REQUIREMENT:
Produce a word-for-word copy of the listing below without its pictures.
-- START EXERCISE MATERIAL --
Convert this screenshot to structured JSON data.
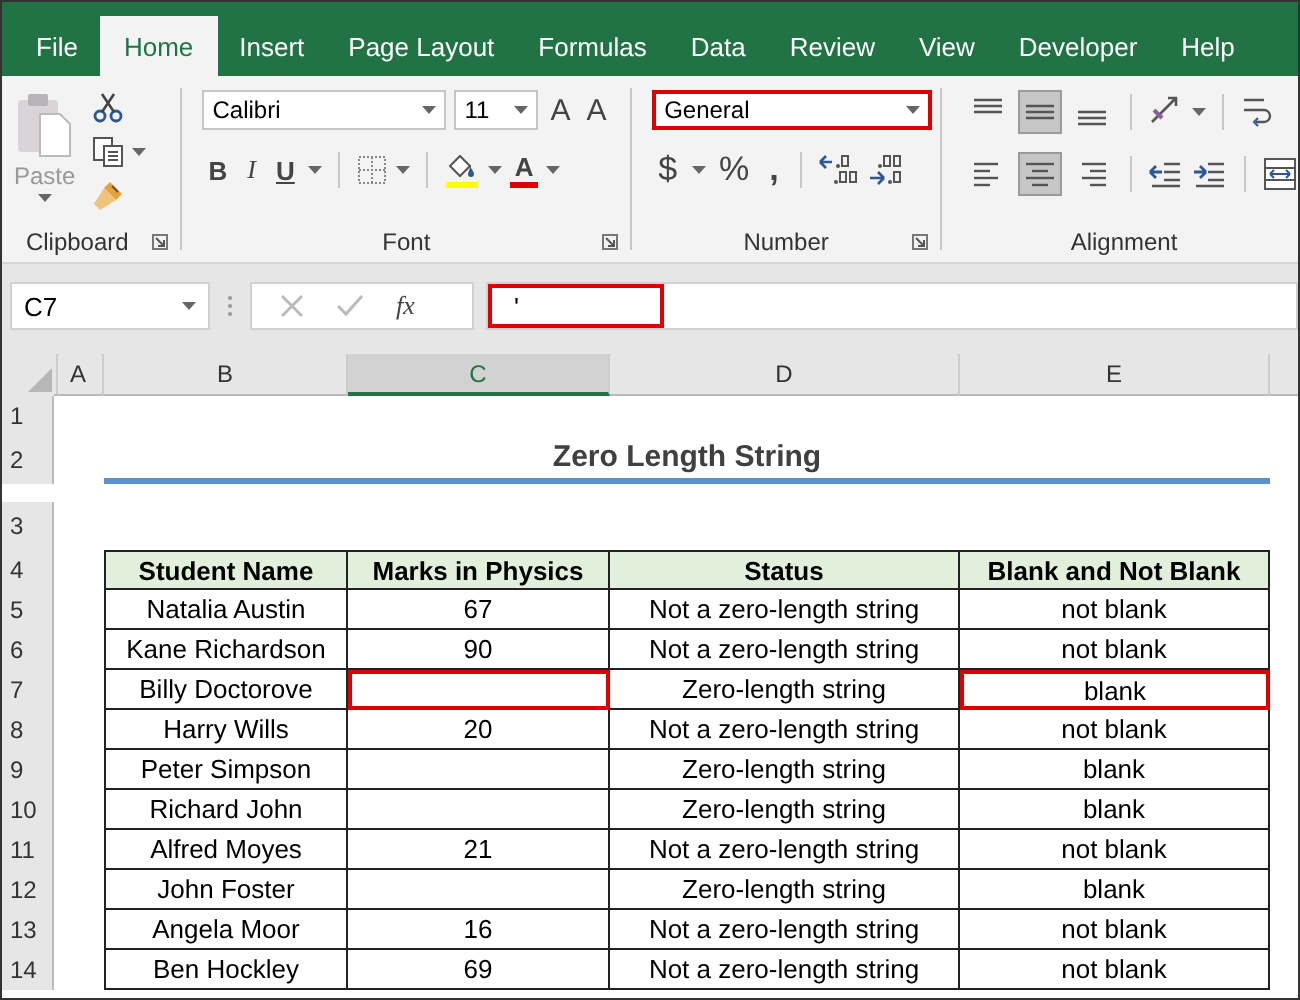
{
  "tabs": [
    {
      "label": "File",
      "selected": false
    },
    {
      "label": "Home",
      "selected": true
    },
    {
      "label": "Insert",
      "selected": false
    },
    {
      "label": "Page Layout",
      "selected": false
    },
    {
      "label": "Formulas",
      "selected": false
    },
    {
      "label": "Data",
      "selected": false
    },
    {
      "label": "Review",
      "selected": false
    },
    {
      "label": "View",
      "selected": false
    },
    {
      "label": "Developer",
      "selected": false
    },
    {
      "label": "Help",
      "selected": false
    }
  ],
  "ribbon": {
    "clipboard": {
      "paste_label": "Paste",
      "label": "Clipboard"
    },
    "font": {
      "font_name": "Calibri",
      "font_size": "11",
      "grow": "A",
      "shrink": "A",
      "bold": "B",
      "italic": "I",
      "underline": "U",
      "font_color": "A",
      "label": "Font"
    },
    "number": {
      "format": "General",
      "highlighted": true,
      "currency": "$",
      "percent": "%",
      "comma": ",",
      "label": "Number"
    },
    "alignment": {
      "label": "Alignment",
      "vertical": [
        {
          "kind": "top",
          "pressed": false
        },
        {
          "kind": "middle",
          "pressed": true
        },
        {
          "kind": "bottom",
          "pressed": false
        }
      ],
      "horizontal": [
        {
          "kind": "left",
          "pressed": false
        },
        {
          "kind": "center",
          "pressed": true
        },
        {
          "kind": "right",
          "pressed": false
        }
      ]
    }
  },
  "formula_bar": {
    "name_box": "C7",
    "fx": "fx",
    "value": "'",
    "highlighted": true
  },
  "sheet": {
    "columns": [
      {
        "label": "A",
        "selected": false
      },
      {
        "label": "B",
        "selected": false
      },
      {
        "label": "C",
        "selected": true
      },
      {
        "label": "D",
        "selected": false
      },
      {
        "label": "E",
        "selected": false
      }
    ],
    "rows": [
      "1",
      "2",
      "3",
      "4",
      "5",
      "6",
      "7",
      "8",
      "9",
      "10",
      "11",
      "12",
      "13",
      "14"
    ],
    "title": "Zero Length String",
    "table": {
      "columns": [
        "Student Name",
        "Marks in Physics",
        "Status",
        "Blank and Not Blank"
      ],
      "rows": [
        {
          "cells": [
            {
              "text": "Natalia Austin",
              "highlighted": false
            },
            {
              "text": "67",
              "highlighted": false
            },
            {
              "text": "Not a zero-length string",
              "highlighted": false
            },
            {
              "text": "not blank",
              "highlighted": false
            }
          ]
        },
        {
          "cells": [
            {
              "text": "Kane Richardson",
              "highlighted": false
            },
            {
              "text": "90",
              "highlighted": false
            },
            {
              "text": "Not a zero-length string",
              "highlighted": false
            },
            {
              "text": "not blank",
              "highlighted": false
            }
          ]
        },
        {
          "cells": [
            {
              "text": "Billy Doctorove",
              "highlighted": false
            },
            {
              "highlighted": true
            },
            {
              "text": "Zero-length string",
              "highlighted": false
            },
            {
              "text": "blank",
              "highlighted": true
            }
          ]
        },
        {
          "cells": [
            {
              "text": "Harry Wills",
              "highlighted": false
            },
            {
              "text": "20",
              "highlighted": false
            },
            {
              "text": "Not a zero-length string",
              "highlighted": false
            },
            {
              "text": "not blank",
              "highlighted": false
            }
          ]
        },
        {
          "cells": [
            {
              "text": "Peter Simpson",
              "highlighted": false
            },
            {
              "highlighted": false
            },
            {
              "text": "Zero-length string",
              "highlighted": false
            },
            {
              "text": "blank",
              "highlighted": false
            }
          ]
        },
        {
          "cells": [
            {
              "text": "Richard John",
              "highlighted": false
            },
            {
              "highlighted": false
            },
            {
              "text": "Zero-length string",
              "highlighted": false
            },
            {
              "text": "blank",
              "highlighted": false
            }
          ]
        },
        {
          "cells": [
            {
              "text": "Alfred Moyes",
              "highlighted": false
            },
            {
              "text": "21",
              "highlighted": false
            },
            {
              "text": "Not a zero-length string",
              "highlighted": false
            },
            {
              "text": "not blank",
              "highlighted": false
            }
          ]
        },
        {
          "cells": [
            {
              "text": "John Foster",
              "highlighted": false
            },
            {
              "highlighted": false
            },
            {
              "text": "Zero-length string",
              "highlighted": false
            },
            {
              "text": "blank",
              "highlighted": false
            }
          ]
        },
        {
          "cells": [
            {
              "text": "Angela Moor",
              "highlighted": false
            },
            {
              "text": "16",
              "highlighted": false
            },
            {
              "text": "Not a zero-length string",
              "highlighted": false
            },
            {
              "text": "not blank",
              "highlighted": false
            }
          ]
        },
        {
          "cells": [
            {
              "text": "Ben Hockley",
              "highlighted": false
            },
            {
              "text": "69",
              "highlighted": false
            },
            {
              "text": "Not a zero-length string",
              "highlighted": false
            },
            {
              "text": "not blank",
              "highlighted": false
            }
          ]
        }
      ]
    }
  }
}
-- END EXERCISE MATERIAL --
EXERCISE RESPONSE:
Convert this screenshot to structured JSON data.
{
  "tabs": [
    {
      "label": "File",
      "selected": false
    },
    {
      "label": "Home",
      "selected": true
    },
    {
      "label": "Insert",
      "selected": false
    },
    {
      "label": "Page Layout",
      "selected": false
    },
    {
      "label": "Formulas",
      "selected": false
    },
    {
      "label": "Data",
      "selected": false
    },
    {
      "label": "Review",
      "selected": false
    },
    {
      "label": "View",
      "selected": false
    },
    {
      "label": "Developer",
      "selected": false
    },
    {
      "label": "Help",
      "selected": false
    }
  ],
  "ribbon": {
    "clipboard": {
      "paste_label": "Paste",
      "label": "Clipboard"
    },
    "font": {
      "font_name": "Calibri",
      "font_size": "11",
      "grow": "A",
      "shrink": "A",
      "bold": "B",
      "italic": "I",
      "underline": "U",
      "font_color": "A",
      "label": "Font"
    },
    "number": {
      "format": "General",
      "highlighted": true,
      "currency": "$",
      "percent": "%",
      "comma": ",",
      "label": "Number"
    },
    "alignment": {
      "label": "Alignment",
      "vertical": [
        {
          "kind": "top",
          "pressed": false
        },
        {
          "kind": "middle",
          "pressed": true
        },
        {
          "kind": "bottom",
          "pressed": false
        }
      ],
      "horizontal": [
        {
          "kind": "left",
          "pressed": false
        },
        {
          "kind": "center",
          "pressed": true
        },
        {
          "kind": "right",
          "pressed": false
        }
      ]
    }
  },
  "formula_bar": {
    "name_box": "C7",
    "fx": "fx",
    "value": "'",
    "highlighted": true
  },
  "sheet": {
    "columns": [
      {
        "label": "A",
        "selected": false
      },
      {
        "label": "B",
        "selected": false
      },
      {
        "label": "C",
        "selected": true
      },
      {
        "label": "D",
        "selected": false
      },
      {
        "label": "E",
        "selected": false
      }
    ],
    "rows": [
      "1",
      "2",
      "3",
      "4",
      "5",
      "6",
      "7",
      "8",
      "9",
      "10",
      "11",
      "12",
      "13",
      "14"
    ],
    "title": "Zero Length String",
    "table": {
      "columns": [
        "Student Name",
        "Marks in Physics",
        "Status",
        "Blank and Not Blank"
      ],
      "rows": [
        {
          "cells": [
            {
              "text": "Natalia Austin",
              "highlighted": false
            },
            {
              "text": "67",
              "highlighted": false
            },
            {
              "text": "Not a zero-length string",
              "highlighted": false
            },
            {
              "text": "not blank",
              "highlighted": false
            }
          ]
        },
        {
          "cells": [
            {
              "text": "Kane Richardson",
              "highlighted": false
            },
            {
              "text": "90",
              "highlighted": false
            },
            {
              "text": "Not a zero-length string",
              "highlighted": false
            },
            {
              "text": "not blank",
              "highlighted": false
            }
          ]
        },
        {
          "cells": [
            {
              "text": "Billy Doctorove",
              "highlighted": false
            },
            {
              "highlighted": true
            },
            {
              "text": "Zero-length string",
              "highlighted": false
            },
            {
              "text": "blank",
              "highlighted": true
            }
          ]
        },
        {
          "cells": [
            {
              "text": "Harry Wills",
              "highlighted": false
            },
            {
              "text": "20",
              "highlighted": false
            },
            {
              "text": "Not a zero-length string",
              "highlighted": false
            },
            {
              "text": "not blank",
              "highlighted": false
            }
          ]
        },
        {
          "cells": [
            {
              "text": "Peter Simpson",
              "highlighted": false
            },
            {
              "highlighted": false
            },
            {
              "text": "Zero-length string",
              "highlighted": false
            },
            {
              "text": "blank",
              "highlighted": false
            }
          ]
        },
        {
          "cells": [
            {
              "text": "Richard John",
              "highlighted": false
            },
            {
              "highlighted": false
            },
            {
              "text": "Zero-length string",
              "highlighted": false
            },
            {
              "text": "blank",
              "highlighted": false
            }
          ]
        },
        {
          "cells": [
            {
              "text": "Alfred Moyes",
              "highlighted": false
            },
            {
              "text": "21",
              "highlighted": false
            },
            {
              "text": "Not a zero-length string",
              "highlighted": false
            },
            {
              "text": "not blank",
              "highlighted": false
            }
          ]
        },
        {
          "cells": [
            {
              "text": "John Foster",
              "highlighted": false
            },
            {
              "highlighted": false
            },
            {
              "text": "Zero-length string",
              "highlighted": false
            },
            {
              "text": "blank",
              "highlighted": false
            }
          ]
        },
        {
          "cells": [
            {
              "text": "Angela Moor",
              "highlighted": false
            },
            {
              "text": "16",
              "highlighted": false
            },
            {
              "text": "Not a zero-length string",
              "highlighted": false
            },
            {
              "text": "not blank",
              "highlighted": false
            }
          ]
        },
        {
          "cells": [
            {
              "text": "Ben Hockley",
              "highlighted": false
            },
            {
              "text": "69",
              "highlighted": false
            },
            {
              "text": "Not a zero-length string",
              "highlighted": false
            },
            {
              "text": "not blank",
              "highlighted": false
            }
          ]
        }
      ]
    }
  }
}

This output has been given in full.